WHAT THE TASK REQUIRES:
Transcribe the listing in full, excluding any pictures.

Stored records:

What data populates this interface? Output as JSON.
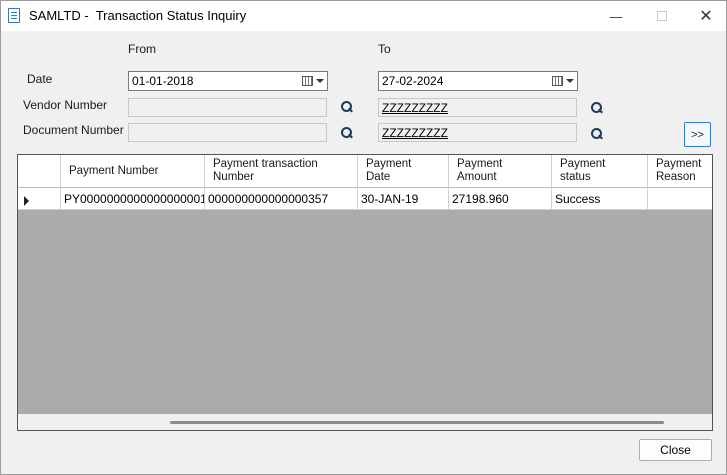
{
  "window": {
    "title": "SAMLTD -  Transaction Status Inquiry",
    "minimize_glyph": "—",
    "close_glyph": "✕"
  },
  "form": {
    "from_label": "From",
    "to_label": "To",
    "date_label": "Date",
    "date_from": "01-01-2018",
    "date_to": "27-02-2024",
    "vendor_label": "Vendor Number",
    "vendor_from": "",
    "vendor_to": "ZZZZZZZZZ",
    "document_label": "Document Number",
    "document_from": "",
    "document_to": "ZZZZZZZZZ",
    "next_button": ">>"
  },
  "grid": {
    "columns": [
      [
        "Payment Number",
        ""
      ],
      [
        "Payment transaction",
        "Number"
      ],
      [
        "Payment",
        "Date"
      ],
      [
        "Payment",
        "Amount"
      ],
      [
        "Payment",
        "status"
      ],
      [
        "Payment",
        "Reason"
      ]
    ],
    "rows": [
      [
        "PY0000000000000000001",
        "000000000000000357",
        "30-JAN-19",
        "27198.960",
        "Success",
        ""
      ]
    ]
  },
  "footer": {
    "close_button": "Close"
  },
  "icons": {
    "window_icon": "document-icon",
    "calendar": "calendar-icon",
    "lookup": "search-icon"
  }
}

THE REPLY:
What data populates this interface? Output as JSON.
{
  "window": {
    "title": "SAMLTD -  Transaction Status Inquiry",
    "minimize_glyph": "—",
    "close_glyph": "✕"
  },
  "form": {
    "from_label": "From",
    "to_label": "To",
    "date_label": "Date",
    "date_from": "01-01-2018",
    "date_to": "27-02-2024",
    "vendor_label": "Vendor Number",
    "vendor_from": "",
    "vendor_to": "ZZZZZZZZZ",
    "document_label": "Document Number",
    "document_from": "",
    "document_to": "ZZZZZZZZZ",
    "next_button": ">>"
  },
  "grid": {
    "columns": [
      [
        "Payment Number",
        ""
      ],
      [
        "Payment transaction",
        "Number"
      ],
      [
        "Payment",
        "Date"
      ],
      [
        "Payment",
        "Amount"
      ],
      [
        "Payment",
        "status"
      ],
      [
        "Payment",
        "Reason"
      ]
    ],
    "rows": [
      [
        "PY0000000000000000001",
        "000000000000000357",
        "30-JAN-19",
        "27198.960",
        "Success",
        ""
      ]
    ]
  },
  "footer": {
    "close_button": "Close"
  },
  "icons": {
    "window_icon": "document-icon",
    "calendar": "calendar-icon",
    "lookup": "search-icon"
  }
}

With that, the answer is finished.